• [Task data]:
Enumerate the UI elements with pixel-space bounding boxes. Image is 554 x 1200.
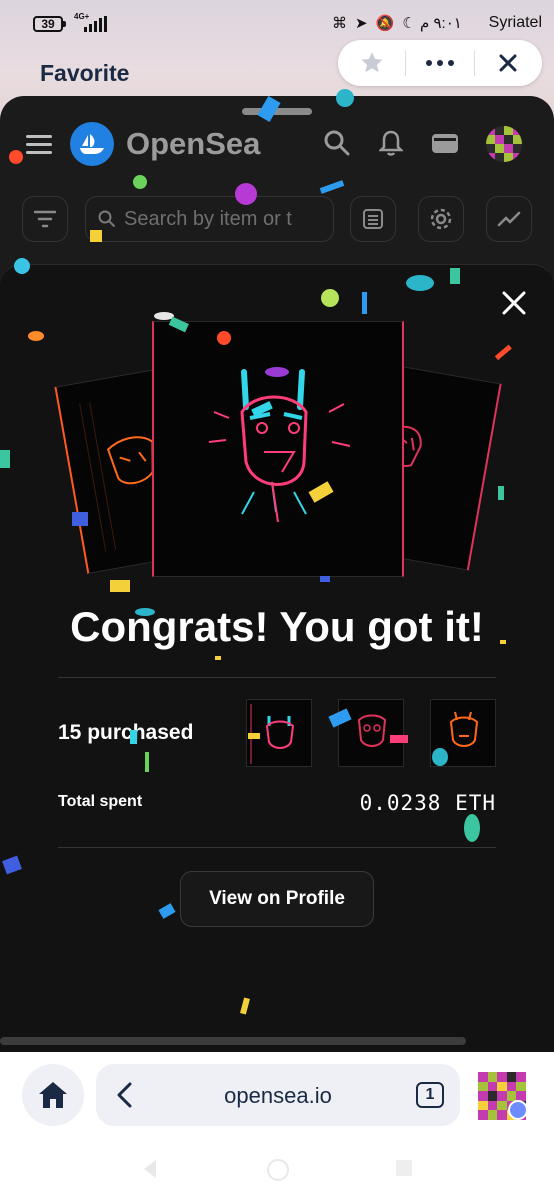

---

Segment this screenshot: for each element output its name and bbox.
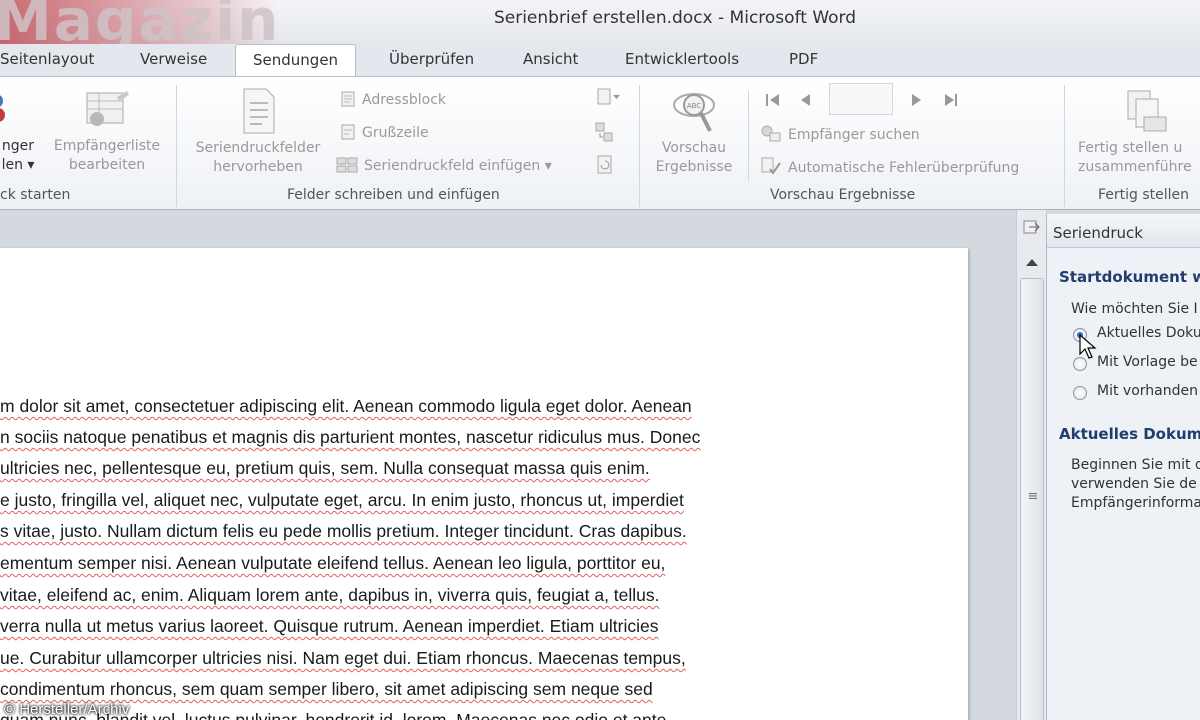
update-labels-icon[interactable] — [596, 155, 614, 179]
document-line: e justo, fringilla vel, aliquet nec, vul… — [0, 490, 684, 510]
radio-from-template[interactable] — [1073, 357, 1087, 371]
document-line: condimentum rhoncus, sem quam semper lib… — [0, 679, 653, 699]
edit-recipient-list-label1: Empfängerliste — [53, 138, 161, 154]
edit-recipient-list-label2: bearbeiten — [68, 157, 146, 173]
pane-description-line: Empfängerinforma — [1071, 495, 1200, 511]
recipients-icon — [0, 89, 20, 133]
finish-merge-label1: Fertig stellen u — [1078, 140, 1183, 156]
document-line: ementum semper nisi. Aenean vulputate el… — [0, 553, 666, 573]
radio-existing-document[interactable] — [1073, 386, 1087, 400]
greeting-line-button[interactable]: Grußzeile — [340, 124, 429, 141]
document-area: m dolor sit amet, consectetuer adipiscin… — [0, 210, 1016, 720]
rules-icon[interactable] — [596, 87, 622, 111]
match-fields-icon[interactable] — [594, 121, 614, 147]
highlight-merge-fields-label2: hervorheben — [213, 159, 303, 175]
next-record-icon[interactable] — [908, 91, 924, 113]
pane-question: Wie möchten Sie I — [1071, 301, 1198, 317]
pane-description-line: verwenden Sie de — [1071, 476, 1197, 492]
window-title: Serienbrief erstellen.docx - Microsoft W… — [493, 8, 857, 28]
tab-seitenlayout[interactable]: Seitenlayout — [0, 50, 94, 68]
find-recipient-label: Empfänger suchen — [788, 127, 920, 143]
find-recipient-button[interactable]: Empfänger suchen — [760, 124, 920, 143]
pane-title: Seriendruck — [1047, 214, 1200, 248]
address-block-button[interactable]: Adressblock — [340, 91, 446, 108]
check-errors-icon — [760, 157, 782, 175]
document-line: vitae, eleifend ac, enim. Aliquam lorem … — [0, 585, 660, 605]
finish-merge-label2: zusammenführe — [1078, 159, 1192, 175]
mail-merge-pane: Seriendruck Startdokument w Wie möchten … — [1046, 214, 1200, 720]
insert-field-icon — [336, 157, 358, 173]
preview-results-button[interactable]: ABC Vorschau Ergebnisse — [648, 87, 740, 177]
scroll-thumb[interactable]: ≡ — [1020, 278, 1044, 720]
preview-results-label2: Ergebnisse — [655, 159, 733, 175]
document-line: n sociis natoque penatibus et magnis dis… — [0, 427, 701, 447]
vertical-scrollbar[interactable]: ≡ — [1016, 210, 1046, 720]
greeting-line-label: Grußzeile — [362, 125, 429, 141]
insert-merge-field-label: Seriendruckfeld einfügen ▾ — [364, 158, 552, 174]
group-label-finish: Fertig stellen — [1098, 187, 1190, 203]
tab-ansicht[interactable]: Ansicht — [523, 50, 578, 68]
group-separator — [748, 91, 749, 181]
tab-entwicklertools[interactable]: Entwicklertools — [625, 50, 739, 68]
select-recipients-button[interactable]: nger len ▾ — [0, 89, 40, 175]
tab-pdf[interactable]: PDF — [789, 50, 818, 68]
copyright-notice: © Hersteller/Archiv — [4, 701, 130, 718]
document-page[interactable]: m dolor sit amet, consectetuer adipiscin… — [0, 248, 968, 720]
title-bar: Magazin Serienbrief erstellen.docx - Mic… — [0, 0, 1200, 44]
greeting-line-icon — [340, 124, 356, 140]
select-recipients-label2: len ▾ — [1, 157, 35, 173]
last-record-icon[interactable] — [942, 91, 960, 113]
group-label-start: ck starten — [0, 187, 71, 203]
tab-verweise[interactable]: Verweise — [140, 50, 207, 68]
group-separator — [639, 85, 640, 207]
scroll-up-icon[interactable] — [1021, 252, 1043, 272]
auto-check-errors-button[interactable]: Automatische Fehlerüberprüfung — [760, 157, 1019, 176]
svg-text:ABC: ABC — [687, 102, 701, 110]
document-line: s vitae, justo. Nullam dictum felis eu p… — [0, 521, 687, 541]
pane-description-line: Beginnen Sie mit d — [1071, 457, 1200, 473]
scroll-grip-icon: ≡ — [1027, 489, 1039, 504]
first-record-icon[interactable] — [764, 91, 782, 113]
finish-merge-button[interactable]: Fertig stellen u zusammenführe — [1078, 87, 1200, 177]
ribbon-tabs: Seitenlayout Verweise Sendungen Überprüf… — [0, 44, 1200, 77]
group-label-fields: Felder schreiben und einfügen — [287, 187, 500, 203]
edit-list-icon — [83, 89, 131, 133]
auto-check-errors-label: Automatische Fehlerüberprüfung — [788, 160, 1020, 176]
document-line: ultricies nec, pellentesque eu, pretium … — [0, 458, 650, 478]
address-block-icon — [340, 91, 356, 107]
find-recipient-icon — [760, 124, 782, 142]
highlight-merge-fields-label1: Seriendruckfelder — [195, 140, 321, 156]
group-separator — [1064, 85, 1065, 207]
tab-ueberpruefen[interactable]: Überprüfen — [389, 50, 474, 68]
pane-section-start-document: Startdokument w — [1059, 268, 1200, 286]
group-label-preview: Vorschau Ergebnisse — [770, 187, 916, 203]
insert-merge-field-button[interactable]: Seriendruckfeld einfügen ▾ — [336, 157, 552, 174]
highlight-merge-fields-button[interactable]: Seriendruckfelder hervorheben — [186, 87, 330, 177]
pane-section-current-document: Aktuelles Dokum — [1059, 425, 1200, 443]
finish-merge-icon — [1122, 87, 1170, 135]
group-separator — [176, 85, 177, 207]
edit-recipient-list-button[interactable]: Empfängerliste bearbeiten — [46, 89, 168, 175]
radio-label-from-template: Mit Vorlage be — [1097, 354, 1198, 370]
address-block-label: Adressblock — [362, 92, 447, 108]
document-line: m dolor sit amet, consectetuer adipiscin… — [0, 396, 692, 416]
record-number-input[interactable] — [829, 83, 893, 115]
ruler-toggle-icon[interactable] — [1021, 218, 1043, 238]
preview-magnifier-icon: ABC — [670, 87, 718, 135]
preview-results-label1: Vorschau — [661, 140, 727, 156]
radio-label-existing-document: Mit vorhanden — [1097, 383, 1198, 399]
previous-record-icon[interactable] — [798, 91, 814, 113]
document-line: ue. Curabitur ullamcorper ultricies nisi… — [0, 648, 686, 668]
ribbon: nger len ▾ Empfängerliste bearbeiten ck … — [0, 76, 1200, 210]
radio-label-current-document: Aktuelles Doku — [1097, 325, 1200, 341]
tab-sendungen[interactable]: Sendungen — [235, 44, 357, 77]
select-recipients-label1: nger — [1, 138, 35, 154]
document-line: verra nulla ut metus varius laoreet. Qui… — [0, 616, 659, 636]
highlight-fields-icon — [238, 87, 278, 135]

==

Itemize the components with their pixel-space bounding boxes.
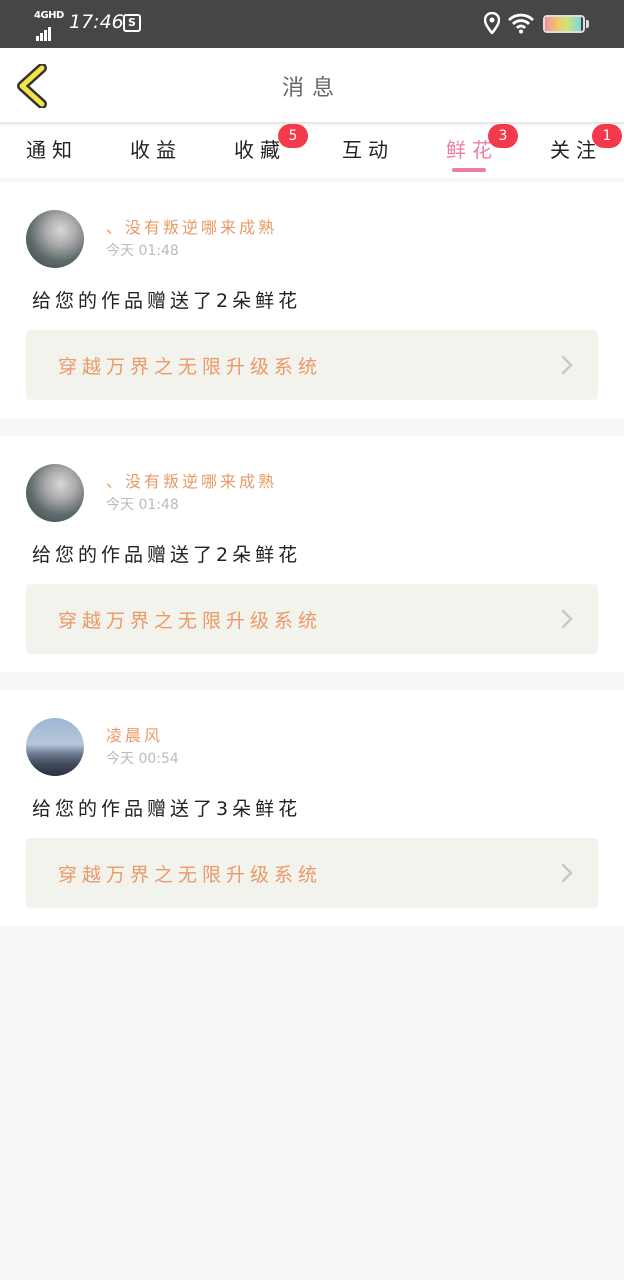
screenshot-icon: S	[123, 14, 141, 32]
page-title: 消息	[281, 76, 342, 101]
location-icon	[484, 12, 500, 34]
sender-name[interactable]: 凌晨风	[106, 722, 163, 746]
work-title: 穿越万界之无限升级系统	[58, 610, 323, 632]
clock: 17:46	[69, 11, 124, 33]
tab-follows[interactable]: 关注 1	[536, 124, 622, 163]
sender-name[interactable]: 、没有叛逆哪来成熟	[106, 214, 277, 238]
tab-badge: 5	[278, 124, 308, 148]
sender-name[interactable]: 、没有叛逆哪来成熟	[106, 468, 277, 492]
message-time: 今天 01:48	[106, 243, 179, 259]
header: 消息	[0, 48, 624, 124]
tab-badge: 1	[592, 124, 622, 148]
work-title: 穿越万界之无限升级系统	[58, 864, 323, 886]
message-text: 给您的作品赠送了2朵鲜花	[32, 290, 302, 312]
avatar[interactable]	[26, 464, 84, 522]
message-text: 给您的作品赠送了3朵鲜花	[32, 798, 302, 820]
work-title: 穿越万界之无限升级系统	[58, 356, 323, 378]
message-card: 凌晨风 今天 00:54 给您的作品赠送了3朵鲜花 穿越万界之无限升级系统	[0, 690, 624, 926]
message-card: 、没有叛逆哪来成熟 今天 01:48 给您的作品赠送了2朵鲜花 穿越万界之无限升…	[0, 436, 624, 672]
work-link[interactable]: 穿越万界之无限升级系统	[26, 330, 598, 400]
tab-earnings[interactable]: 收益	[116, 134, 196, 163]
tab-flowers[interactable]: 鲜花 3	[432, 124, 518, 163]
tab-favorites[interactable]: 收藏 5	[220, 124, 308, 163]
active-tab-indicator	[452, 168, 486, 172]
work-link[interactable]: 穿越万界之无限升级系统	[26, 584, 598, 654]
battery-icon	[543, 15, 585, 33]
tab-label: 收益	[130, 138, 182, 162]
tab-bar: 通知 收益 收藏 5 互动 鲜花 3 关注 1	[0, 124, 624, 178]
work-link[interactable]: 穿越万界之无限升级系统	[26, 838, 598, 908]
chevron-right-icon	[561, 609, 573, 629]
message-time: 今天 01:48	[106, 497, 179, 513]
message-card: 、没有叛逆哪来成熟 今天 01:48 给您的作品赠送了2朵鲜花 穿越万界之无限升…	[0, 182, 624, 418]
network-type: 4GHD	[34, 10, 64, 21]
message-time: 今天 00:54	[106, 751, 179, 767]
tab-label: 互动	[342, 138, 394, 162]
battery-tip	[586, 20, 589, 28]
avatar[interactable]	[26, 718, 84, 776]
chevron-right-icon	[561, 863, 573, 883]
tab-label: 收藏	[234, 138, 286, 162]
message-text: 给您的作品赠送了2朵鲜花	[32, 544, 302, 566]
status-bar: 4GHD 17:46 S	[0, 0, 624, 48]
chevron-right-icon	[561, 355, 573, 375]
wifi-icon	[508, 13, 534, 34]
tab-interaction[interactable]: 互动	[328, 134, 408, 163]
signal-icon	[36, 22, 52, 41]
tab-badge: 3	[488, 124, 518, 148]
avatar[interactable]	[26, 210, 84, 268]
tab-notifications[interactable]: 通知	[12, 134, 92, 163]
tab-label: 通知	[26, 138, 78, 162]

• [Goal of the exercise]: Reproduce the records verbatim, starting at the line containing "Itemize the components" and ending after the line containing "124, 622, 163]". Leave out the picture.

• [Exercise solution]:
Itemize the components with their pixel-space bounding boxes.
screenshot-icon: S	[123, 14, 141, 32]
page-title: 消息	[281, 76, 342, 101]
location-icon	[484, 12, 500, 34]
sender-name[interactable]: 凌晨风	[106, 722, 163, 746]
work-title: 穿越万界之无限升级系统	[58, 610, 323, 632]
clock: 17:46	[69, 11, 124, 33]
tab-follows[interactable]: 关注 1	[536, 124, 622, 163]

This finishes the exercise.